- Written request -
Only lines with the word "event" are needed; collect each of them from the listing below.

- Task material -
####################

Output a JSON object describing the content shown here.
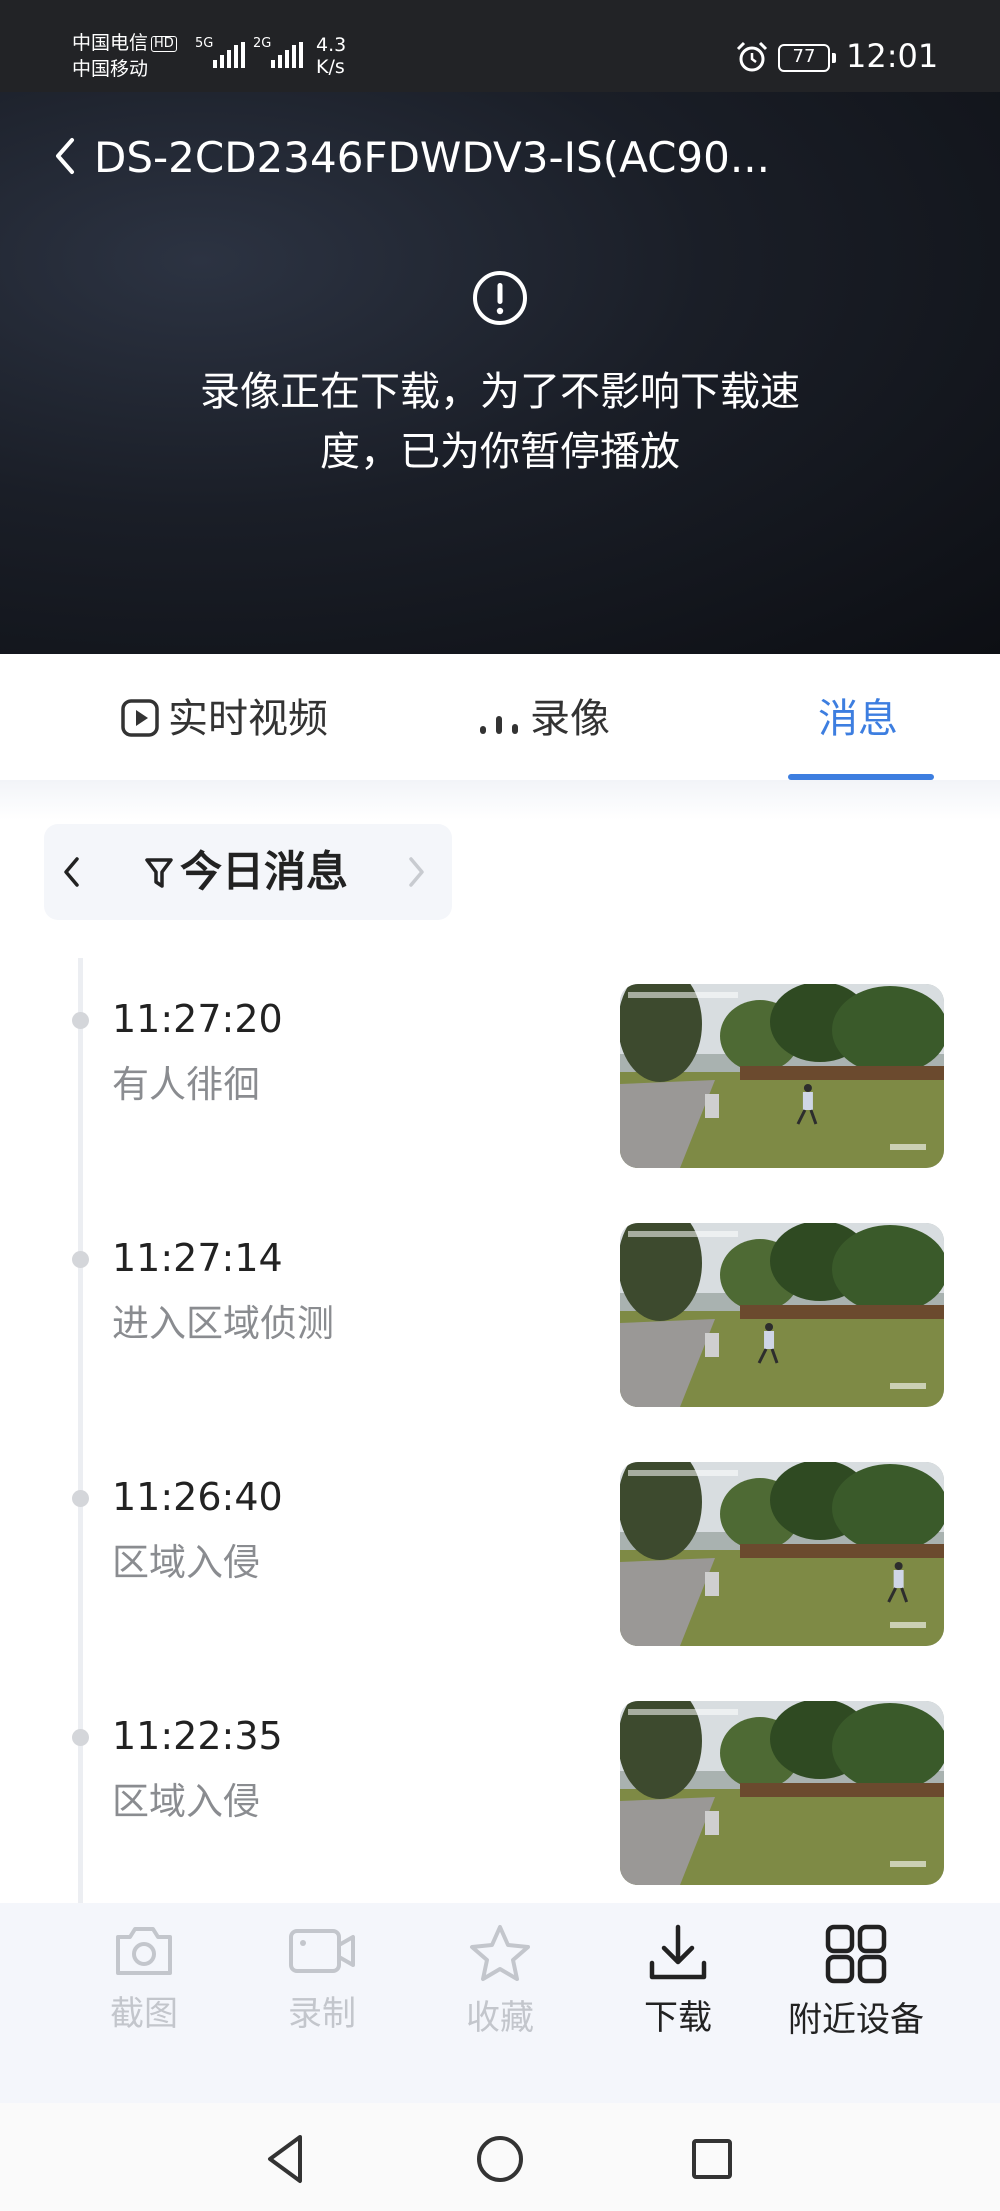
{
  "status_bar": {
    "carrier1": "中国电信",
    "hd_badge": "HD",
    "carrier2": "中国移动",
    "sig1_gen": "5G",
    "sig2_gen": "2G",
    "speed_value": "4.3",
    "speed_unit": "K/s",
    "battery": "77",
    "time": "12:01"
  },
  "video": {
    "title": "DS-2CD2346FDWDV3-IS(AC90...",
    "notice_line1": "录像正在下载，为了不影响下载速",
    "notice_line2": "度，已为你暂停播放"
  },
  "tabs": [
    {
      "label": "实时视频",
      "active": false,
      "icon": "play-square-icon"
    },
    {
      "label": "录像",
      "active": false,
      "icon": "bars-loading-icon"
    },
    {
      "label": "消息",
      "active": true
    }
  ],
  "filter": {
    "label": "今日消息"
  },
  "messages": [
    {
      "time": "11:27:20",
      "event": "有人徘徊",
      "person": 0.58
    },
    {
      "time": "11:27:14",
      "event": "进入区域侦测",
      "person": 0.46
    },
    {
      "time": "11:26:40",
      "event": "区域入侵",
      "person": 0.86
    },
    {
      "time": "11:22:35",
      "event": "区域入侵",
      "person": null
    }
  ],
  "toolbar": [
    {
      "label": "截图",
      "icon": "camera-icon",
      "enabled": false
    },
    {
      "label": "录制",
      "icon": "video-camera-icon",
      "enabled": false
    },
    {
      "label": "收藏",
      "icon": "star-icon",
      "enabled": false
    },
    {
      "label": "下载",
      "icon": "download-icon",
      "enabled": true
    },
    {
      "label": "附近设备",
      "icon": "grid-icon",
      "enabled": true
    }
  ],
  "colors": {
    "accent": "#3d7ee0",
    "status_bar_bg": "#222326",
    "toolbar_bg": "#f4f6fb"
  }
}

####################

- Answer below -
      "event": "有人徘徊",
      "event": "进入区域侦测",
      "event": "区域入侵",
      "event": "区域入侵",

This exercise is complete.